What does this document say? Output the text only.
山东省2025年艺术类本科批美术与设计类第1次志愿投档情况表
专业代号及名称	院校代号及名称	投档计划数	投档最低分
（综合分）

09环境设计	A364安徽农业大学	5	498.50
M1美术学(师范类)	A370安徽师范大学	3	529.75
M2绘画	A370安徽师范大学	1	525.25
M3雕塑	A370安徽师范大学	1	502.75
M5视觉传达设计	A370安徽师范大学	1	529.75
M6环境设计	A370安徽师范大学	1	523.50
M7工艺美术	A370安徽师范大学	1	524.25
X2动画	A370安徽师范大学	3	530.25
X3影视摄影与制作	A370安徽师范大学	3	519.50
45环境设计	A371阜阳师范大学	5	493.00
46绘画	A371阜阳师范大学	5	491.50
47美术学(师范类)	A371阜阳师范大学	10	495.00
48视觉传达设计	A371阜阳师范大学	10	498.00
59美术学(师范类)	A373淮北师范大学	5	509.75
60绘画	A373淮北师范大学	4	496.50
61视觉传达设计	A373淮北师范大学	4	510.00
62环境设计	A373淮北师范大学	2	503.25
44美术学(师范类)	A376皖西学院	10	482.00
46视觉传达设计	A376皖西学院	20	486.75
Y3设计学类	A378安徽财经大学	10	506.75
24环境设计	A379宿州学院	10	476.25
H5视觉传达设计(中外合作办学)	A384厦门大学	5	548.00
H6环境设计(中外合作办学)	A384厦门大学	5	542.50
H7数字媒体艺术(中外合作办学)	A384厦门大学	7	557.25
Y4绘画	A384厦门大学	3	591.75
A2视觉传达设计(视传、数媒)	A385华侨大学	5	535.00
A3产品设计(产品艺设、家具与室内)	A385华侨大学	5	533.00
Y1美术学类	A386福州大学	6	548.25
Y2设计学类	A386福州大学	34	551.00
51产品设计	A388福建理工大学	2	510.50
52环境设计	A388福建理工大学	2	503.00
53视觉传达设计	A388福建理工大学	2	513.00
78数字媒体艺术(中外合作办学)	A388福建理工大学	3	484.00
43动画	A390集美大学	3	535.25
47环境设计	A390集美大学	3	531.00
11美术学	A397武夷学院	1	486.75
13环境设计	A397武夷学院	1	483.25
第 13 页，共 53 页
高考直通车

Stated goal: Every entry should be printed again exactly as written.

Finished exercise:
What does this document say? Output the text only.
山东省2025年艺术类本科批美术与设计类第1次志愿投档情况表
专业代号及名称	院校代号及名称	投档计划数	投档最低分
（综合分）

09环境设计	A364安徽农业大学	5	498.50
M1美术学(师范类)	A370安徽师范大学	3	529.75
M2绘画	A370安徽师范大学	1	525.25
M3雕塑	A370安徽师范大学	1	502.75
M5视觉传达设计	A370安徽师范大学	1	529.75
M6环境设计	A370安徽师范大学	1	523.50
M7工艺美术	A370安徽师范大学	1	524.25
X2动画	A370安徽师范大学	3	530.25
X3影视摄影与制作	A370安徽师范大学	3	519.50
45环境设计	A371阜阳师范大学	5	493.00
46绘画	A371阜阳师范大学	5	491.50
47美术学(师范类)	A371阜阳师范大学	10	495.00
48视觉传达设计	A371阜阳师范大学	10	498.00
59美术学(师范类)	A373淮北师范大学	5	509.75
60绘画	A373淮北师范大学	4	496.50
61视觉传达设计	A373淮北师范大学	4	510.00
62环境设计	A373淮北师范大学	2	503.25
44美术学(师范类)	A376皖西学院	10	482.00
46视觉传达设计	A376皖西学院	20	486.75
Y3设计学类	A378安徽财经大学	10	506.75
24环境设计	A379宿州学院	10	476.25
H5视觉传达设计(中外合作办学)	A384厦门大学	5	548.00
H6环境设计(中外合作办学)	A384厦门大学	5	542.50
H7数字媒体艺术(中外合作办学)	A384厦门大学	7	557.25
Y4绘画	A384厦门大学	3	591.75
A2视觉传达设计(视传、数媒)	A385华侨大学	5	535.00
A3产品设计(产品艺设、家具与室内)	A385华侨大学	5	533.00
Y1美术学类	A386福州大学	6	548.25
Y2设计学类	A386福州大学	34	551.00
51产品设计	A388福建理工大学	2	510.50
52环境设计	A388福建理工大学	2	503.00
53视觉传达设计	A388福建理工大学	2	513.00
78数字媒体艺术(中外合作办学)	A388福建理工大学	3	484.00
43动画	A390集美大学	3	535.25
47环境设计	A390集美大学	3	531.00
11美术学	A397武夷学院	1	486.75
13环境设计	A397武夷学院	1	483.25
第 13 页，共 53 页
高考直通车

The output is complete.